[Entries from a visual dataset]
■ ■ ■

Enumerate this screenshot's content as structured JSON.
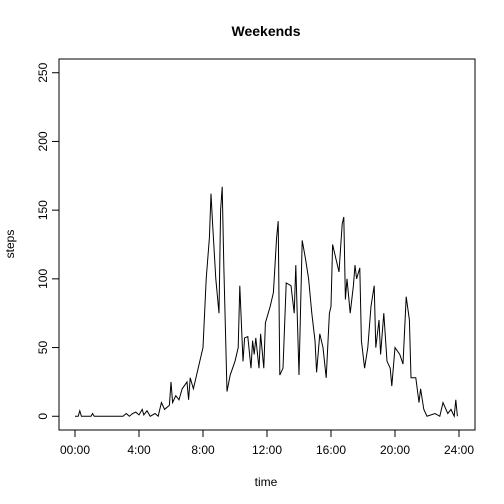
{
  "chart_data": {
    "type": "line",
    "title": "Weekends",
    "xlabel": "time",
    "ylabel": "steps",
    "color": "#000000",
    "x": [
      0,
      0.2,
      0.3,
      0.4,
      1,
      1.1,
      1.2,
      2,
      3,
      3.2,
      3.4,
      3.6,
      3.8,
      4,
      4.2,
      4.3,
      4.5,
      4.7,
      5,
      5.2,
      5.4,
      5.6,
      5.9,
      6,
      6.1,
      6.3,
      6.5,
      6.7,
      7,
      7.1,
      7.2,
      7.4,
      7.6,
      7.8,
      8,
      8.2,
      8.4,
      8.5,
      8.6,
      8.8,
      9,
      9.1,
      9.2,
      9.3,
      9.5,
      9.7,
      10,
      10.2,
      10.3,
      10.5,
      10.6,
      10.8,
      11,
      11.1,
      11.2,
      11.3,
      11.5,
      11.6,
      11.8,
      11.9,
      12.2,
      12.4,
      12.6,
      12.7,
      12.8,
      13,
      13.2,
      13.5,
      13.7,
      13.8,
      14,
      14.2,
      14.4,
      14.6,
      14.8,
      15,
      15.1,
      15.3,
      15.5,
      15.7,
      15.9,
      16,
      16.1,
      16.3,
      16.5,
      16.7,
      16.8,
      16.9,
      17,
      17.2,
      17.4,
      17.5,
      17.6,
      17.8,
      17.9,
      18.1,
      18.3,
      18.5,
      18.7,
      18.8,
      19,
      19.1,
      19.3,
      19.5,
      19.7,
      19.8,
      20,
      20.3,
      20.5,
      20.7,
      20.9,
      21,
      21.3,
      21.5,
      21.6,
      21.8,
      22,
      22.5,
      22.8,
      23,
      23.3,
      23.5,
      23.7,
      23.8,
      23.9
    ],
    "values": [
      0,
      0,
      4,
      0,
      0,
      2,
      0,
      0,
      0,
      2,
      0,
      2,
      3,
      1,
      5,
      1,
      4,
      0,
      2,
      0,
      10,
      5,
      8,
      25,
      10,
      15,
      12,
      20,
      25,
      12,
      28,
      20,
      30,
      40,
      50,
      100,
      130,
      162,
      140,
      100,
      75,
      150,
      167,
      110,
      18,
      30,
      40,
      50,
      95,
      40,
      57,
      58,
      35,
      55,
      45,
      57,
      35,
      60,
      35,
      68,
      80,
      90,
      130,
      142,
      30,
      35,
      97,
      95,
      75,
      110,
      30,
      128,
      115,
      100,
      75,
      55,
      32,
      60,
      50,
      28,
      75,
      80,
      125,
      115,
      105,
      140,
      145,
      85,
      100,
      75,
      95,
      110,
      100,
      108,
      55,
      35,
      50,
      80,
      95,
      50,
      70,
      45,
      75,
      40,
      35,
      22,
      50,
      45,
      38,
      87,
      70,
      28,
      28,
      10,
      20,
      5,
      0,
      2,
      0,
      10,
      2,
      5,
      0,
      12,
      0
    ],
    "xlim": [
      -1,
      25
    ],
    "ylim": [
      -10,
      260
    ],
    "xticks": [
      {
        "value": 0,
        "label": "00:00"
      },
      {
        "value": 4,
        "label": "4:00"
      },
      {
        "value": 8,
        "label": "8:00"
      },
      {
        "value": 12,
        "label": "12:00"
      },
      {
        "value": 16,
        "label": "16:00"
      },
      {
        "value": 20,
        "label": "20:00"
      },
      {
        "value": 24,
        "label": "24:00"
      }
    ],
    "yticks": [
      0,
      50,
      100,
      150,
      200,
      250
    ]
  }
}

■ ■ ■

Reproduce the material in its entirety and word for word, without the pictures.

Enumerate this screenshot's content as structured JSON.
{
  "chart_data": {
    "type": "line",
    "title": "Weekends",
    "xlabel": "time",
    "ylabel": "steps",
    "color": "#000000",
    "x": [
      0,
      0.2,
      0.3,
      0.4,
      1,
      1.1,
      1.2,
      2,
      3,
      3.2,
      3.4,
      3.6,
      3.8,
      4,
      4.2,
      4.3,
      4.5,
      4.7,
      5,
      5.2,
      5.4,
      5.6,
      5.9,
      6,
      6.1,
      6.3,
      6.5,
      6.7,
      7,
      7.1,
      7.2,
      7.4,
      7.6,
      7.8,
      8,
      8.2,
      8.4,
      8.5,
      8.6,
      8.8,
      9,
      9.1,
      9.2,
      9.3,
      9.5,
      9.7,
      10,
      10.2,
      10.3,
      10.5,
      10.6,
      10.8,
      11,
      11.1,
      11.2,
      11.3,
      11.5,
      11.6,
      11.8,
      11.9,
      12.2,
      12.4,
      12.6,
      12.7,
      12.8,
      13,
      13.2,
      13.5,
      13.7,
      13.8,
      14,
      14.2,
      14.4,
      14.6,
      14.8,
      15,
      15.1,
      15.3,
      15.5,
      15.7,
      15.9,
      16,
      16.1,
      16.3,
      16.5,
      16.7,
      16.8,
      16.9,
      17,
      17.2,
      17.4,
      17.5,
      17.6,
      17.8,
      17.9,
      18.1,
      18.3,
      18.5,
      18.7,
      18.8,
      19,
      19.1,
      19.3,
      19.5,
      19.7,
      19.8,
      20,
      20.3,
      20.5,
      20.7,
      20.9,
      21,
      21.3,
      21.5,
      21.6,
      21.8,
      22,
      22.5,
      22.8,
      23,
      23.3,
      23.5,
      23.7,
      23.8,
      23.9
    ],
    "values": [
      0,
      0,
      4,
      0,
      0,
      2,
      0,
      0,
      0,
      2,
      0,
      2,
      3,
      1,
      5,
      1,
      4,
      0,
      2,
      0,
      10,
      5,
      8,
      25,
      10,
      15,
      12,
      20,
      25,
      12,
      28,
      20,
      30,
      40,
      50,
      100,
      130,
      162,
      140,
      100,
      75,
      150,
      167,
      110,
      18,
      30,
      40,
      50,
      95,
      40,
      57,
      58,
      35,
      55,
      45,
      57,
      35,
      60,
      35,
      68,
      80,
      90,
      130,
      142,
      30,
      35,
      97,
      95,
      75,
      110,
      30,
      128,
      115,
      100,
      75,
      55,
      32,
      60,
      50,
      28,
      75,
      80,
      125,
      115,
      105,
      140,
      145,
      85,
      100,
      75,
      95,
      110,
      100,
      108,
      55,
      35,
      50,
      80,
      95,
      50,
      70,
      45,
      75,
      40,
      35,
      22,
      50,
      45,
      38,
      87,
      70,
      28,
      28,
      10,
      20,
      5,
      0,
      2,
      0,
      10,
      2,
      5,
      0,
      12,
      0
    ],
    "xlim": [
      -1,
      25
    ],
    "ylim": [
      -10,
      260
    ],
    "xticks": [
      {
        "value": 0,
        "label": "00:00"
      },
      {
        "value": 4,
        "label": "4:00"
      },
      {
        "value": 8,
        "label": "8:00"
      },
      {
        "value": 12,
        "label": "12:00"
      },
      {
        "value": 16,
        "label": "16:00"
      },
      {
        "value": 20,
        "label": "20:00"
      },
      {
        "value": 24,
        "label": "24:00"
      }
    ],
    "yticks": [
      0,
      50,
      100,
      150,
      200,
      250
    ]
  }
}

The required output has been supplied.